▶ **AVAILABLE RECORDS**:

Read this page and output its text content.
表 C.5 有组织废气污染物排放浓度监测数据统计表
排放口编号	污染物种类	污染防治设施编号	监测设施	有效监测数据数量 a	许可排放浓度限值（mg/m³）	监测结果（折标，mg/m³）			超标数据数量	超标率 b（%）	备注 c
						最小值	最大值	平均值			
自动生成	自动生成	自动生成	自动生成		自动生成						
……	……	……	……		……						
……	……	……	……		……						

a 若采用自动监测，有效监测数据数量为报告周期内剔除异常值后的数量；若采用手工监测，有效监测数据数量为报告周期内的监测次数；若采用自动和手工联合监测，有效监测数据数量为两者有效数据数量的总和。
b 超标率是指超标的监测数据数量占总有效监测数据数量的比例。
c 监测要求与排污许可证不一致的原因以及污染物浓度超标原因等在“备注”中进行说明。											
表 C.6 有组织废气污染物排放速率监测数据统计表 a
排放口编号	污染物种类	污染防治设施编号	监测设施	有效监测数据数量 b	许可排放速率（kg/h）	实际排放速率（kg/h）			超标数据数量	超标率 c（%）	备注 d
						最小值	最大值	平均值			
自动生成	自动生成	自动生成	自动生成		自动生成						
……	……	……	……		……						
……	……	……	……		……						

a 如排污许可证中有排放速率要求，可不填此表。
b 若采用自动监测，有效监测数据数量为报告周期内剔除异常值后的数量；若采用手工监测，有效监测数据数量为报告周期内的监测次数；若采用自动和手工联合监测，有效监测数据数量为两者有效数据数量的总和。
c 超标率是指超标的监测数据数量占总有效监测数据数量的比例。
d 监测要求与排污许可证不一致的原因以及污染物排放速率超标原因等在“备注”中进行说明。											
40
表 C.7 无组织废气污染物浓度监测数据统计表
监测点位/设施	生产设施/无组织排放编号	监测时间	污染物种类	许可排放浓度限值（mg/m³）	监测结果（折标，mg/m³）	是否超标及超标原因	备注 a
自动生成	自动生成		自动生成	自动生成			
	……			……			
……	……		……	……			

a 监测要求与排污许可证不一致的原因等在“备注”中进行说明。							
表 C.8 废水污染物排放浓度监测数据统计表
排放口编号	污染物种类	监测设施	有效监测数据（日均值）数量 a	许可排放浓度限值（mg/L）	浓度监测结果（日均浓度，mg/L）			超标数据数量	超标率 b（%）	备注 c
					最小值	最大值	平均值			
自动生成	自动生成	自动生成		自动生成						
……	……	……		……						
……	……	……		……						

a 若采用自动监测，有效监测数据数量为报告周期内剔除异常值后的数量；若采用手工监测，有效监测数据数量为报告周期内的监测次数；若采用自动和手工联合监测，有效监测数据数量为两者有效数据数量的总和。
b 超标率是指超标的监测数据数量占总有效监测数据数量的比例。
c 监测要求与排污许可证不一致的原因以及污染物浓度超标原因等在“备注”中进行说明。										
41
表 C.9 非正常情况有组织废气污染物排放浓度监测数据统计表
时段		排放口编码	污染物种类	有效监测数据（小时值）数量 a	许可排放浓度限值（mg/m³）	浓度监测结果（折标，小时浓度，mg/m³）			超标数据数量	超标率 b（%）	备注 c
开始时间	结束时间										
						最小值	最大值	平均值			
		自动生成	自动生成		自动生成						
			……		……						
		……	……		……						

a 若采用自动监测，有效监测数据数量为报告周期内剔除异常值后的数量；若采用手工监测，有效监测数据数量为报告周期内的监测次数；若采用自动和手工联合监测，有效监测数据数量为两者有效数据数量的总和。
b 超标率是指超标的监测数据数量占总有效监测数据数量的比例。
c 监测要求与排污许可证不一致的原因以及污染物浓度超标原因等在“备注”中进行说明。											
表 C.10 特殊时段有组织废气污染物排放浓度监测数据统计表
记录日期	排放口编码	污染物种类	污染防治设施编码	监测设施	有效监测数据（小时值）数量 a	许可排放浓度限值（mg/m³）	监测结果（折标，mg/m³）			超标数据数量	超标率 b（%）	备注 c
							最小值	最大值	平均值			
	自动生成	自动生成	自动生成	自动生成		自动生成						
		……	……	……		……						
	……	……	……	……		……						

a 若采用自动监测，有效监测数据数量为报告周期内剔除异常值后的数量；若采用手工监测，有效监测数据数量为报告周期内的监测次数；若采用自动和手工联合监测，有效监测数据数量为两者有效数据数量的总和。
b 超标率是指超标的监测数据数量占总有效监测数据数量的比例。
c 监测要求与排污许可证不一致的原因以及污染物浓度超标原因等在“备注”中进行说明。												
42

▶ **DIRECTIVE**:
Go through the material above and count the lines that include "浓度监测结果". Give the number alone.

▶ **WRITTEN ANSWER**:
2